Required task
Look for "haust" in the listing below. Gather each line that contains it.

— start —

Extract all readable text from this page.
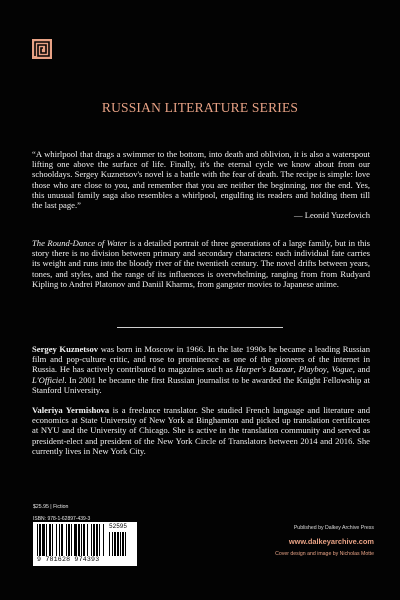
RUSSIAN LITERATURE SERIES

“A whirlpool that drags a swimmer to the bottom, into death and oblivion, it is also a waterspout lifting one above the surface of life. Finally, it's the eternal cycle we know about from our schooldays. Sergey Kuznetsov's novel is a battle with the fear of death. The recipe is simple: love those who are close to you, and remember that you are neither the beginning, nor the end. Yes, this unusual family saga also resembles a whirlpool, engulfing its readers and holding them till the last page.”

— Leonid Yuzefovich

The Round-Dance of Water is a detailed portrait of three generations of a large family, but in this story there is no division between primary and secondary characters: each individual fate carries its weight and runs into the bloody river of the twentieth century. The novel drifts between years, tones, and styles, and the range of its influences is overwhelming, ranging from from Rudyard Kipling to Andrei Platonov and Daniil Kharms, from gangster movies to Japanese anime.

Sergey Kuznetsov was born in Moscow in 1966. In the late 1990s he became a leading Russian film and pop-culture critic, and rose to prominence as one of the pioneers of the internet in Russia. He has actively contributed to magazines such as Harper's Bazaar, Playboy, Vogue, and L'Officiel. In 2001 he became the first Russian journalist to be awarded the Knight Fellowship at Stanford University.

Valeriya Yermishova is a freelance translator. She studied French language and literature and economics at State University of New York at Binghamton and picked up translation certificates at NYU and the University of Chicago. She is active in the translation community and served as president-elect and president of the New York Circle of Translators between 2014 and 2016. She currently lives in New York City.

$25.95 | Fiction
ISBN: 978-1-62897-439-3
9 781628 974393
52595	Published by Dalkey Archive Press
www.dalkeyarchive.com
Cover design and image by Nicholas Motte
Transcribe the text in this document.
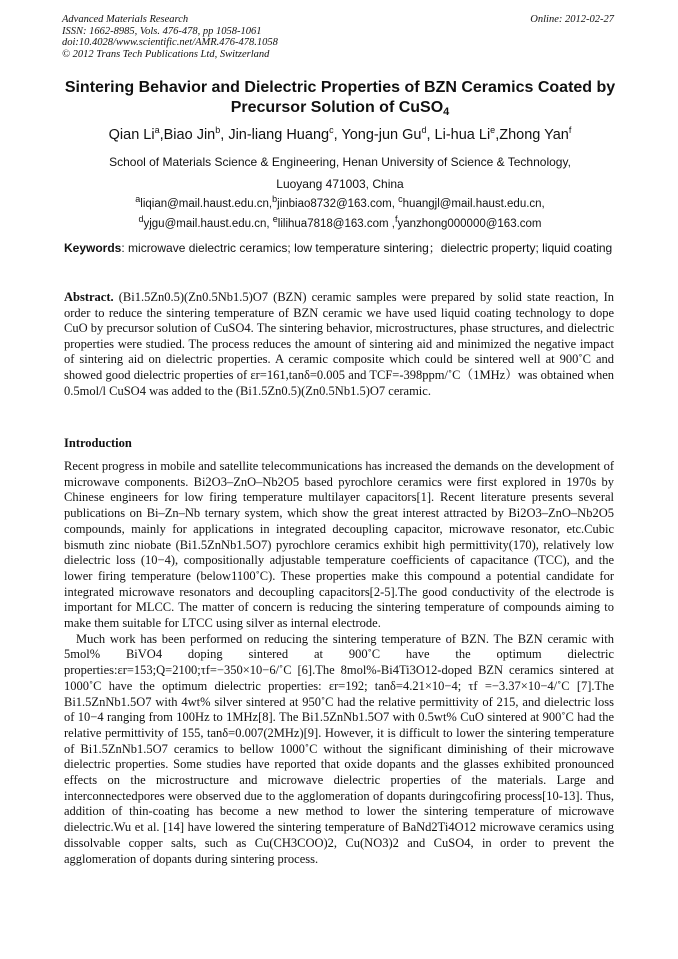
Advanced Materials Research
ISSN: 1662-8985, Vols. 476-478, pp 1058-1061
doi:10.4028/www.scientific.net/AMR.476-478.1058
© 2012 Trans Tech Publications Ltd, Switzerland
Online: 2012-02-27
Sintering Behavior and Dielectric Properties of BZN Ceramics Coated by
Precursor Solution of CuSO$_4$
Qian Li$^a$,Biao Jin$^b$, Jin-liang Huang$^c$, Yong-jun Gu$^d$, Li-hua Li$^e$,Zhong Yan$^f$
School of Materials Science & Engineering, Henan University of Science & Technology,
Luoyang 471003, China
$^a$liqian@mail.haust.edu.cn,$^b$jinbiao8732@163.com, $^c$huangjl@mail.haust.edu.cn,
$^d$yjgu@mail.haust.edu.cn, $^e$lilihua7818@163.com ,$^f$yanzhong000000@163.com
Keywords: microwave dielectric ceramics; low temperature sintering；dielectric property; liquid coating
Abstract. (Bi1.5Zn0.5)(Zn0.5Nb1.5)O7 (BZN) ceramic samples were prepared by solid state reaction, In order to reduce the sintering temperature of BZN ceramic we have used liquid coating technology to dope CuO by precursor solution of CuSO4. The sintering behavior, microstructures, phase structures, and dielectric properties were studied. The process reduces the amount of sintering aid and minimized the negative impact of sintering aid on dielectric properties. A ceramic composite which could be sintered well at 900˚C and showed good dielectric properties of εr=161,tanδ=0.005 and TCF=-398ppm/˚C（1MHz）was obtained when 0.5mol/l CuSO4 was added to the (Bi1.5Zn0.5)(Zn0.5Nb1.5)O7 ceramic.
Introduction

Recent progress in mobile and satellite telecommunications has increased the demands on the development of microwave components. Bi2O3–ZnO–Nb2O5 based pyrochlore ceramics were first explored in 1970s by Chinese engineers for low firing temperature multilayer capacitors[1]. Recent literature presents several publications on Bi–Zn–Nb ternary system, which show the great interest attracted by Bi2O3–ZnO–Nb2O5 compounds, mainly for applications in integrated decoupling capacitor, microwave resonator, etc.Cubic bismuth zinc niobate (Bi1.5ZnNb1.5O7) pyrochlore ceramics exhibit high permittivity(170), relatively low dielectric loss (10−4), compositionally adjustable temperature coefficients of capacitance (TCC), and the lower firing temperature (below1100˚C). These properties make this compound a potential candidate for integrated microwave resonators and decoupling capacitors[2-5].The good conductivity of the electrode is important for MLCC. The matter of concern is reducing the sintering temperature of compounds aiming to make them suitable for LTCC using silver as internal electrode.

Much work has been performed on reducing the sintering temperature of BZN. The BZN ceramic with 5mol% BiVO4 doping sintered at 900˚C have the optimum dielectric properties:εr=153;Q=2100;τf=−350×10−6/˚C [6].The 8mol%-Bi4Ti3O12-doped BZN ceramics sintered at 1000˚C have the optimum dielectric properties: εr=192; tanδ=4.21×10−4; τf =−3.37×10−4/˚C [7].The Bi1.5ZnNb1.5O7 with 4wt% silver sintered at 950˚C had the relative permittivity of 215, and dielectric loss of 10−4 ranging from 100Hz to 1MHz[8]. The Bi1.5ZnNb1.5O7 with 0.5wt% CuO sintered at 900˚C had the relative permittivity of 155, tanδ=0.007(2MHz)[9]. However, it is difficult to lower the sintering temperature of Bi1.5ZnNb1.5O7 ceramics to bellow 1000˚C without the significant diminishing of their microwave dielectric properties. Some studies have reported that oxide dopants and the glasses exhibited pronounced effects on the microstructure and microwave dielectric properties of the materials. Large and interconnectedpores were observed due to the agglomeration of dopants duringcofiring process[10-13]. Thus, addition of thin-coating has become a new method to lower the sintering temperature of microwave dielectric.Wu et al. [14] have lowered the sintering temperature of BaNd2Ti4O12 microwave ceramics using dissolvable copper salts, such as Cu(CH3COO)2, Cu(NO3)2 and CuSO4, in order to prevent the agglomeration of dopants during sintering process.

— end —

Complete response
$^a$liqian@mail.haust.edu.cn,$^b$jinbiao8732@163.com, $^c$huangjl@mail.haust.edu.cn,
$^d$yjgu@mail.haust.edu.cn, $^e$lilihua7818@163.com ,$^f$yanzhong000000@163.com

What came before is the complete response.